▶ _EXERCISE_:
Copy the material below line for line, with no changes.

▶ _GIVEN RECORDS_:

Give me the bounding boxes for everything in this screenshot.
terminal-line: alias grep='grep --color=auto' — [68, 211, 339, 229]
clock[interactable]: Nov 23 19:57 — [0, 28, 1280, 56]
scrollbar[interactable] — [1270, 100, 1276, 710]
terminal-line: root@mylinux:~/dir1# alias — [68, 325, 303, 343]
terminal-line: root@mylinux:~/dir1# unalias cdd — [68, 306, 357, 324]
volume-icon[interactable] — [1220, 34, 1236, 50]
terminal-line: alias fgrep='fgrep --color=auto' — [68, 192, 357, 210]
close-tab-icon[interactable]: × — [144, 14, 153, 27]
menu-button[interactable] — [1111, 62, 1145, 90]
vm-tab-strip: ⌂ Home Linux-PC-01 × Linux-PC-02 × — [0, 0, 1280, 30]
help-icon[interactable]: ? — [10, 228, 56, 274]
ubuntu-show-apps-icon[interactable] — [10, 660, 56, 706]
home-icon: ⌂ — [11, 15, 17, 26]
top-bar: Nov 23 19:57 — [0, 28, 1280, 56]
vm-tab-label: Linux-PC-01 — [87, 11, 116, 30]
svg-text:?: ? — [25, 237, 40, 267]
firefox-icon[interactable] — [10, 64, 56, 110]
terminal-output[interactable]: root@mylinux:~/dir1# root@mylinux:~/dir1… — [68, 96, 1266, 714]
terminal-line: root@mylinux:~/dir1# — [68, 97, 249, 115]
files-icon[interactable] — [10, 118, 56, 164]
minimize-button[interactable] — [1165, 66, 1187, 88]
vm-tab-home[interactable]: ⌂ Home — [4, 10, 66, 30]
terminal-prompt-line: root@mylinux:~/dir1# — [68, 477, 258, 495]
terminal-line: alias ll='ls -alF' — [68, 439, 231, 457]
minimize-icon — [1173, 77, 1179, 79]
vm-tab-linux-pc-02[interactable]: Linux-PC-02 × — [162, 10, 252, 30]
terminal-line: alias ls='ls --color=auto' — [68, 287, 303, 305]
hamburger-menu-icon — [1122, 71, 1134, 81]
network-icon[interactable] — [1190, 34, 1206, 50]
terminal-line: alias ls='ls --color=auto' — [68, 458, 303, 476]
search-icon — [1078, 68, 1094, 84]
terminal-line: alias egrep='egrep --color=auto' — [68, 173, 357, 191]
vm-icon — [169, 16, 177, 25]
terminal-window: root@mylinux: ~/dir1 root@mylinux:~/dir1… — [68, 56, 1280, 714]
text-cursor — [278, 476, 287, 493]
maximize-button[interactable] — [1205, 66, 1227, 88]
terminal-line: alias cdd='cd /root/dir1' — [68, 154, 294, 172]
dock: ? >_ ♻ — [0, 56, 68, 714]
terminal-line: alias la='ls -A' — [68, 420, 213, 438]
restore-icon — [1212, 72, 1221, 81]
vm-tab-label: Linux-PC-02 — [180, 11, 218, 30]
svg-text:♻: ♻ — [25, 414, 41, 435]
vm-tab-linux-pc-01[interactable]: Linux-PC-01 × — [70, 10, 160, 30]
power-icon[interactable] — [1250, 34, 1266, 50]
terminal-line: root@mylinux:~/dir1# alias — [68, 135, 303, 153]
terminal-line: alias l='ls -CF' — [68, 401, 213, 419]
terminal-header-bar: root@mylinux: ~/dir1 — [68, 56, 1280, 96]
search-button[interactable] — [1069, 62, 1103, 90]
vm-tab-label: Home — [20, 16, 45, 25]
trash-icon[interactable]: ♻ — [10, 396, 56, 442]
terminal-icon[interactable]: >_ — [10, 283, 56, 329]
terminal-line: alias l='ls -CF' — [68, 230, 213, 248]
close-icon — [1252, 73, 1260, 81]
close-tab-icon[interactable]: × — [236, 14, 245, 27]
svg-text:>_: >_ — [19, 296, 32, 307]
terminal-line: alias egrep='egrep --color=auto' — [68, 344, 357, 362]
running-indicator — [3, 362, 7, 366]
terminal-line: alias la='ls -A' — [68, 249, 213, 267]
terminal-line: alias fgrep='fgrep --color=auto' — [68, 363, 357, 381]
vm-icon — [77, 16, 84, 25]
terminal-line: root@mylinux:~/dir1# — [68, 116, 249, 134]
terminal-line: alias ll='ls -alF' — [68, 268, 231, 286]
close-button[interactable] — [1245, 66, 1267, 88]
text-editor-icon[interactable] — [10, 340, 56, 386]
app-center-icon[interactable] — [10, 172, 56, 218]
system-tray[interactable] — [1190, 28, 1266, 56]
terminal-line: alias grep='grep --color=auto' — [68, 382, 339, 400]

▶ _EXERCISE SOLUTION_:
Give me the bounding boxes for everything in this screenshot.
terminal-line: alias grep='grep --color=auto' — [68, 211, 339, 229]
clock[interactable]: Nov 23 19:57 — [0, 28, 1280, 56]
scrollbar[interactable] — [1270, 100, 1276, 710]
terminal-line: root@mylinux:~/dir1# alias — [68, 325, 303, 343]
terminal-line: root@mylinux:~/dir1# unalias cdd — [68, 306, 357, 324]
volume-icon[interactable] — [1220, 34, 1236, 50]
terminal-line: alias fgrep='fgrep --color=auto' — [68, 192, 357, 210]
close-tab-icon[interactable]: × — [144, 14, 153, 27]
menu-button[interactable] — [1111, 62, 1145, 90]
vm-tab-strip: ⌂ Home Linux-PC-01 × Linux-PC-02 × — [0, 0, 1280, 30]
help-icon[interactable]: ? — [10, 228, 56, 274]
ubuntu-show-apps-icon[interactable] — [10, 660, 56, 706]
home-icon: ⌂ — [11, 15, 17, 26]
top-bar: Nov 23 19:57 — [0, 28, 1280, 56]
vm-tab-label: Linux-PC-01 — [87, 11, 116, 30]
svg-text:?: ? — [25, 237, 40, 267]
firefox-icon[interactable] — [10, 64, 56, 110]
terminal-output[interactable]: root@mylinux:~/dir1# root@mylinux:~/dir1… — [68, 96, 1266, 714]
terminal-line: root@mylinux:~/dir1# — [68, 97, 249, 115]
files-icon[interactable] — [10, 118, 56, 164]
minimize-button[interactable] — [1165, 66, 1187, 88]
vm-tab-home[interactable]: ⌂ Home — [4, 10, 66, 30]
terminal-prompt-line: root@mylinux:~/dir1# — [68, 477, 258, 495]
terminal-line: alias ll='ls -alF' — [68, 439, 231, 457]
minimize-icon — [1173, 77, 1179, 79]
vm-tab-linux-pc-02[interactable]: Linux-PC-02 × — [162, 10, 252, 30]
terminal-line: alias ls='ls --color=auto' — [68, 287, 303, 305]
hamburger-menu-icon — [1122, 71, 1134, 81]
network-icon[interactable] — [1190, 34, 1206, 50]
terminal-line: alias ls='ls --color=auto' — [68, 458, 303, 476]
search-icon — [1078, 68, 1094, 84]
terminal-line: alias egrep='egrep --color=auto' — [68, 173, 357, 191]
vm-icon — [169, 16, 177, 25]
terminal-window: root@mylinux: ~/dir1 root@mylinux:~/dir1… — [68, 56, 1280, 714]
text-cursor — [278, 476, 287, 493]
maximize-button[interactable] — [1205, 66, 1227, 88]
terminal-line: alias cdd='cd /root/dir1' — [68, 154, 294, 172]
dock: ? >_ ♻ — [0, 56, 68, 714]
terminal-line: alias la='ls -A' — [68, 420, 213, 438]
restore-icon — [1212, 72, 1221, 81]
vm-tab-label: Linux-PC-02 — [180, 11, 218, 30]
svg-text:♻: ♻ — [25, 414, 41, 435]
vm-tab-linux-pc-01[interactable]: Linux-PC-01 × — [70, 10, 160, 30]
power-icon[interactable] — [1250, 34, 1266, 50]
terminal-line: root@mylinux:~/dir1# alias — [68, 135, 303, 153]
terminal-line: alias l='ls -CF' — [68, 401, 213, 419]
terminal-header-bar: root@mylinux: ~/dir1 — [68, 56, 1280, 96]
search-button[interactable] — [1069, 62, 1103, 90]
vm-tab-label: Home — [20, 16, 45, 25]
trash-icon[interactable]: ♻ — [10, 396, 56, 442]
terminal-icon[interactable]: >_ — [10, 283, 56, 329]
terminal-line: alias l='ls -CF' — [68, 230, 213, 248]
close-icon — [1252, 73, 1260, 81]
close-tab-icon[interactable]: × — [236, 14, 245, 27]
svg-text:>_: >_ — [19, 296, 32, 307]
terminal-line: alias egrep='egrep --color=auto' — [68, 344, 357, 362]
running-indicator — [3, 362, 7, 366]
terminal-line: alias la='ls -A' — [68, 249, 213, 267]
terminal-line: alias fgrep='fgrep --color=auto' — [68, 363, 357, 381]
vm-icon — [77, 16, 84, 25]
terminal-line: root@mylinux:~/dir1# — [68, 116, 249, 134]
terminal-line: alias ll='ls -alF' — [68, 268, 231, 286]
close-button[interactable] — [1245, 66, 1267, 88]
text-editor-icon[interactable] — [10, 340, 56, 386]
app-center-icon[interactable] — [10, 172, 56, 218]
system-tray[interactable] — [1190, 28, 1266, 56]
terminal-line: alias grep='grep --color=auto' — [68, 382, 339, 400]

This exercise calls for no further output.